Exercise details: Each record below should be written out again exactly as given.

Page transcription records
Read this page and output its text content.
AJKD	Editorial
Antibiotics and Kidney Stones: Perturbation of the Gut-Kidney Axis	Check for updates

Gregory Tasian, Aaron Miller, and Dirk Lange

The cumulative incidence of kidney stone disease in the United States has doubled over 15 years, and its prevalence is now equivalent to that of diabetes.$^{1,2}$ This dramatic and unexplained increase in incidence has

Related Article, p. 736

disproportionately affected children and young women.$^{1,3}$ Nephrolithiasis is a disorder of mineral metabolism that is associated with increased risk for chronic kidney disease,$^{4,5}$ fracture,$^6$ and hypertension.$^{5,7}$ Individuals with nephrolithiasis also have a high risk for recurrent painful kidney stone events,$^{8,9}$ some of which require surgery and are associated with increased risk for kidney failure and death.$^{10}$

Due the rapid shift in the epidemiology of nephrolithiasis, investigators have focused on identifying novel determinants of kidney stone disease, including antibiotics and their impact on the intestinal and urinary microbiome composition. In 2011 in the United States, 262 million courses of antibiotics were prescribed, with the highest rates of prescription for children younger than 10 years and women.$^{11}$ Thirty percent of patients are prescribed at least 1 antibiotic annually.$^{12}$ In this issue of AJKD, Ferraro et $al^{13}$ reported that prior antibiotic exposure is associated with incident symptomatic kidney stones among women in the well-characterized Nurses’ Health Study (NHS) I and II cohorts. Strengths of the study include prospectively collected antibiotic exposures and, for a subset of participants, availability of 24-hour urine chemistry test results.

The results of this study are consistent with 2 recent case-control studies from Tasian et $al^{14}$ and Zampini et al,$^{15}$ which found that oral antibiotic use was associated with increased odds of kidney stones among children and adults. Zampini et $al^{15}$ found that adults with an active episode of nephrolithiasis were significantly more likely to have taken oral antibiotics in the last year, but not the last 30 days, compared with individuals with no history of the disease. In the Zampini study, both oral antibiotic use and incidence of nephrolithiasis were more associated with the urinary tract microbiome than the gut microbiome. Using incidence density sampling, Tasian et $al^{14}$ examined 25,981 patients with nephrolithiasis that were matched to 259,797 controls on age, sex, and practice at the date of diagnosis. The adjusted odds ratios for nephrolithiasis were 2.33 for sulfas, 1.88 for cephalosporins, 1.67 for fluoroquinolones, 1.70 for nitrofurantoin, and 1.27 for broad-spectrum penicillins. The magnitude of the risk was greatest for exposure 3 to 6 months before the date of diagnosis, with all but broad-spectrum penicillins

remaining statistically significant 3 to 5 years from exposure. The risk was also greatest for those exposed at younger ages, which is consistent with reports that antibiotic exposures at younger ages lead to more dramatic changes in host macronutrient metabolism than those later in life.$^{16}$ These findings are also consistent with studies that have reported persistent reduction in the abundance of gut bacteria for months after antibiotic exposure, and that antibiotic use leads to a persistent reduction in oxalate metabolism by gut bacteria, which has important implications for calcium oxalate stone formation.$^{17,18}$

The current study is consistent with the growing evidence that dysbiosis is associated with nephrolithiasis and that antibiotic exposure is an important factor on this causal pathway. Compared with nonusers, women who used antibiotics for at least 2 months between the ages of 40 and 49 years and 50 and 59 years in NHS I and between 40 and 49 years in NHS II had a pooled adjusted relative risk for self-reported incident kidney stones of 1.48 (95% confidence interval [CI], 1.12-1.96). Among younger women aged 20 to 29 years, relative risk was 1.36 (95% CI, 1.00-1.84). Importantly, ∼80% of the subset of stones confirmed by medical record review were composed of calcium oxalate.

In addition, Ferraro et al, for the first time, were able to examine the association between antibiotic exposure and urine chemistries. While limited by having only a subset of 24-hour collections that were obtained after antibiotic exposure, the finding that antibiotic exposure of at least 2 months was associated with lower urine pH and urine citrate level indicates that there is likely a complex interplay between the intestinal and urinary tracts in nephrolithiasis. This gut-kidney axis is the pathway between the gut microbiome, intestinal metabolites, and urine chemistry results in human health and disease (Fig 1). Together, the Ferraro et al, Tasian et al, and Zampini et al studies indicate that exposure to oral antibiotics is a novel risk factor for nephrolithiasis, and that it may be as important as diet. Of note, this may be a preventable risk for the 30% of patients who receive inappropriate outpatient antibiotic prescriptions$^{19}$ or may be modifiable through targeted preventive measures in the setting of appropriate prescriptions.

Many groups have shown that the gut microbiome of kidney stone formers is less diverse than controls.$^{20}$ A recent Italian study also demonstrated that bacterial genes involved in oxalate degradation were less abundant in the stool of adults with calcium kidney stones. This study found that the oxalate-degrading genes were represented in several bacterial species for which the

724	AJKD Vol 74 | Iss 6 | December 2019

Result:
Read this page and output its text content.
AJKD	Editorial
Antibiotics and Kidney Stones: Perturbation of the Gut-Kidney Axis	Check for updates

Gregory Tasian, Aaron Miller, and Dirk Lange

The cumulative incidence of kidney stone disease in the United States has doubled over 15 years, and its prevalence is now equivalent to that of diabetes.$^{1,2}$ This dramatic and unexplained increase in incidence has

Related Article, p. 736

disproportionately affected children and young women.$^{1,3}$ Nephrolithiasis is a disorder of mineral metabolism that is associated with increased risk for chronic kidney disease,$^{4,5}$ fracture,$^6$ and hypertension.$^{5,7}$ Individuals with nephrolithiasis also have a high risk for recurrent painful kidney stone events,$^{8,9}$ some of which require surgery and are associated with increased risk for kidney failure and death.$^{10}$

Due the rapid shift in the epidemiology of nephrolithiasis, investigators have focused on identifying novel determinants of kidney stone disease, including antibiotics and their impact on the intestinal and urinary microbiome composition. In 2011 in the United States, 262 million courses of antibiotics were prescribed, with the highest rates of prescription for children younger than 10 years and women.$^{11}$ Thirty percent of patients are prescribed at least 1 antibiotic annually.$^{12}$ In this issue of AJKD, Ferraro et $al^{13}$ reported that prior antibiotic exposure is associated with incident symptomatic kidney stones among women in the well-characterized Nurses’ Health Study (NHS) I and II cohorts. Strengths of the study include prospectively collected antibiotic exposures and, for a subset of participants, availability of 24-hour urine chemistry test results.

The results of this study are consistent with 2 recent case-control studies from Tasian et $al^{14}$ and Zampini et al,$^{15}$ which found that oral antibiotic use was associated with increased odds of kidney stones among children and adults. Zampini et $al^{15}$ found that adults with an active episode of nephrolithiasis were significantly more likely to have taken oral antibiotics in the last year, but not the last 30 days, compared with individuals with no history of the disease. In the Zampini study, both oral antibiotic use and incidence of nephrolithiasis were more associated with the urinary tract microbiome than the gut microbiome. Using incidence density sampling, Tasian et $al^{14}$ examined 25,981 patients with nephrolithiasis that were matched to 259,797 controls on age, sex, and practice at the date of diagnosis. The adjusted odds ratios for nephrolithiasis were 2.33 for sulfas, 1.88 for cephalosporins, 1.67 for fluoroquinolones, 1.70 for nitrofurantoin, and 1.27 for broad-spectrum penicillins. The magnitude of the risk was greatest for exposure 3 to 6 months before the date of diagnosis, with all but broad-spectrum penicillins

remaining statistically significant 3 to 5 years from exposure. The risk was also greatest for those exposed at younger ages, which is consistent with reports that antibiotic exposures at younger ages lead to more dramatic changes in host macronutrient metabolism than those later in life.$^{16}$ These findings are also consistent with studies that have reported persistent reduction in the abundance of gut bacteria for months after antibiotic exposure, and that antibiotic use leads to a persistent reduction in oxalate metabolism by gut bacteria, which has important implications for calcium oxalate stone formation.$^{17,18}$

The current study is consistent with the growing evidence that dysbiosis is associated with nephrolithiasis and that antibiotic exposure is an important factor on this causal pathway. Compared with nonusers, women who used antibiotics for at least 2 months between the ages of 40 and 49 years and 50 and 59 years in NHS I and between 40 and 49 years in NHS II had a pooled adjusted relative risk for self-reported incident kidney stones of 1.48 (95% confidence interval [CI], 1.12-1.96). Among younger women aged 20 to 29 years, relative risk was 1.36 (95% CI, 1.00-1.84). Importantly, ∼80% of the subset of stones confirmed by medical record review were composed of calcium oxalate.

In addition, Ferraro et al, for the first time, were able to examine the association between antibiotic exposure and urine chemistries. While limited by having only a subset of 24-hour collections that were obtained after antibiotic exposure, the finding that antibiotic exposure of at least 2 months was associated with lower urine pH and urine citrate level indicates that there is likely a complex interplay between the intestinal and urinary tracts in nephrolithiasis. This gut-kidney axis is the pathway between the gut microbiome, intestinal metabolites, and urine chemistry results in human health and disease (Fig 1). Together, the Ferraro et al, Tasian et al, and Zampini et al studies indicate that exposure to oral antibiotics is a novel risk factor for nephrolithiasis, and that it may be as important as diet. Of note, this may be a preventable risk for the 30% of patients who receive inappropriate outpatient antibiotic prescriptions$^{19}$ or may be modifiable through targeted preventive measures in the setting of appropriate prescriptions.

Many groups have shown that the gut microbiome of kidney stone formers is less diverse than controls.$^{20}$ A recent Italian study also demonstrated that bacterial genes involved in oxalate degradation were less abundant in the stool of adults with calcium kidney stones. This study found that the oxalate-degrading genes were represented in several bacterial species for which the

724	AJKD Vol 74 | Iss 6 | December 2019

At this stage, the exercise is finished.